# Written request
Below are records; extract exactly the lines from the one containing "Transcribe the text in this document." through the last, both included, and keep the pictures out.
-- START OF Source records --
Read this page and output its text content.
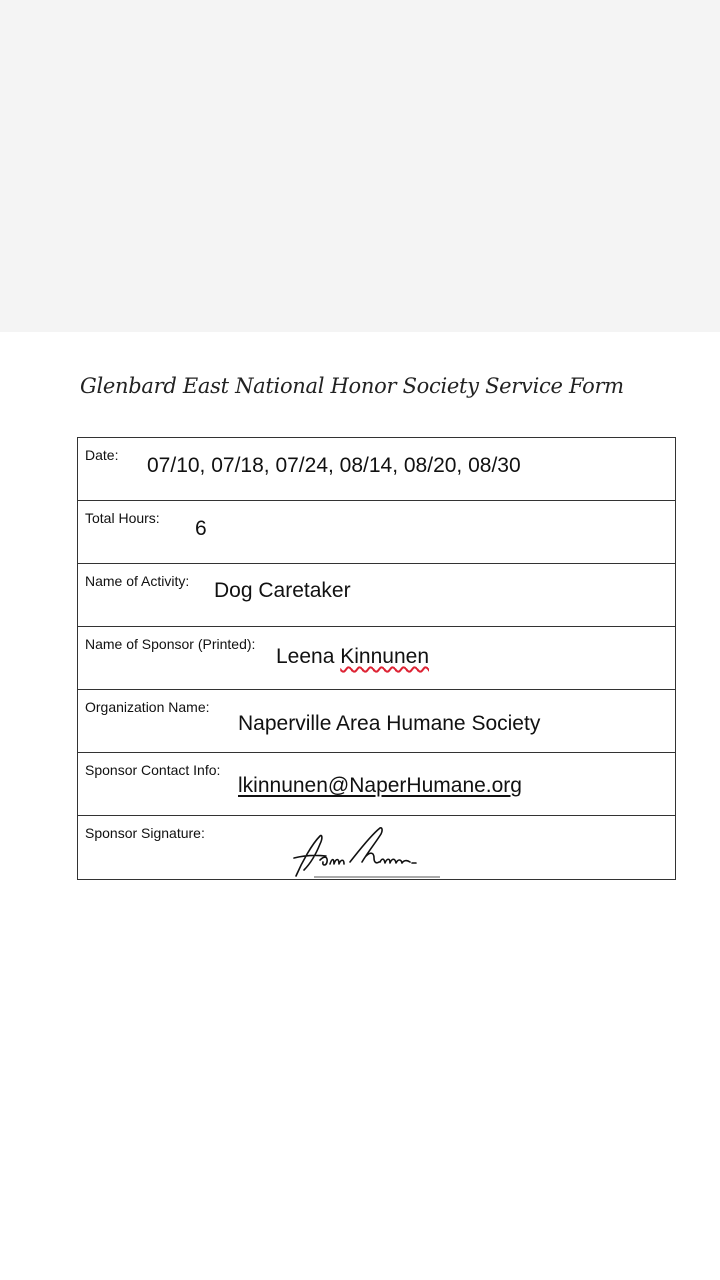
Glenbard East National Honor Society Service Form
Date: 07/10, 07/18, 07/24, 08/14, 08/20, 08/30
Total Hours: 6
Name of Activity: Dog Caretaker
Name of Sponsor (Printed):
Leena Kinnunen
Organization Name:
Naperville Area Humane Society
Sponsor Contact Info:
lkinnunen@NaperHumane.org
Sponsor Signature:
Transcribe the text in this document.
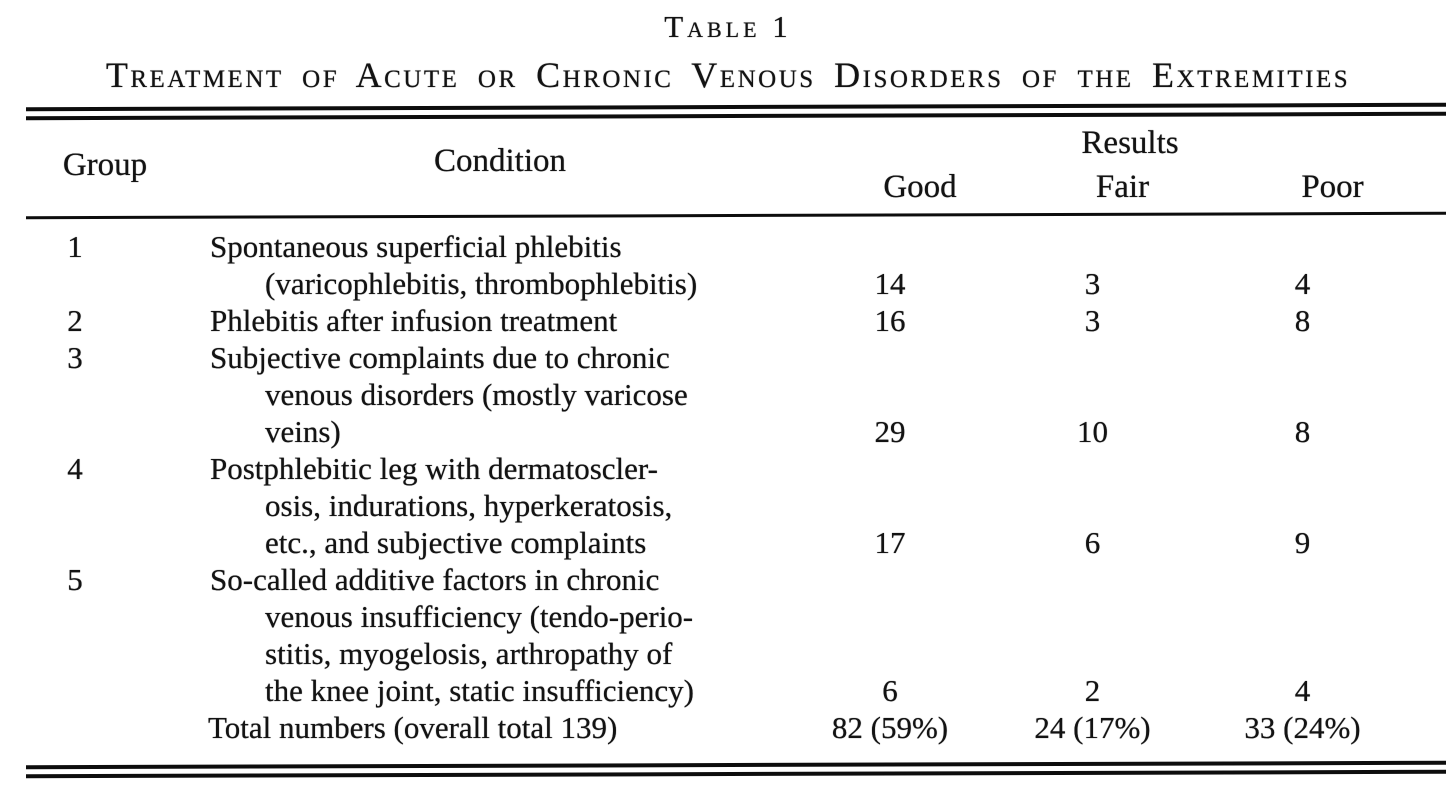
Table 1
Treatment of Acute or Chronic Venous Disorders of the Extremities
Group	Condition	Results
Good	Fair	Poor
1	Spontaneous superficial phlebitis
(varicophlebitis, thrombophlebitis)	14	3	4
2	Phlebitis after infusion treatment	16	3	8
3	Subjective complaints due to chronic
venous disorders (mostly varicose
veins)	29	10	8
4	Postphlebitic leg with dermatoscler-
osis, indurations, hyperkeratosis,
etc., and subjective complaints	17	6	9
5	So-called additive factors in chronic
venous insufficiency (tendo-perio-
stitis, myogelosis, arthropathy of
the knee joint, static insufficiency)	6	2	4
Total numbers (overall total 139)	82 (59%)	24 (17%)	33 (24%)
-- END OF Source records --
# Completed exercise
Transcribe the text in this document.
Table 1
Treatment of Acute or Chronic Venous Disorders of the Extremities
Group	Condition	Results
Good	Fair	Poor
1	Spontaneous superficial phlebitis
(varicophlebitis, thrombophlebitis)	14	3	4
2	Phlebitis after infusion treatment	16	3	8
3	Subjective complaints due to chronic
venous disorders (mostly varicose
veins)	29	10	8
4	Postphlebitic leg with dermatoscler-
osis, indurations, hyperkeratosis,
etc., and subjective complaints	17	6	9
5	So-called additive factors in chronic
venous insufficiency (tendo-perio-
stitis, myogelosis, arthropathy of
the knee joint, static insufficiency)	6	2	4
Total numbers (overall total 139)	82 (59%)	24 (17%)	33 (24%)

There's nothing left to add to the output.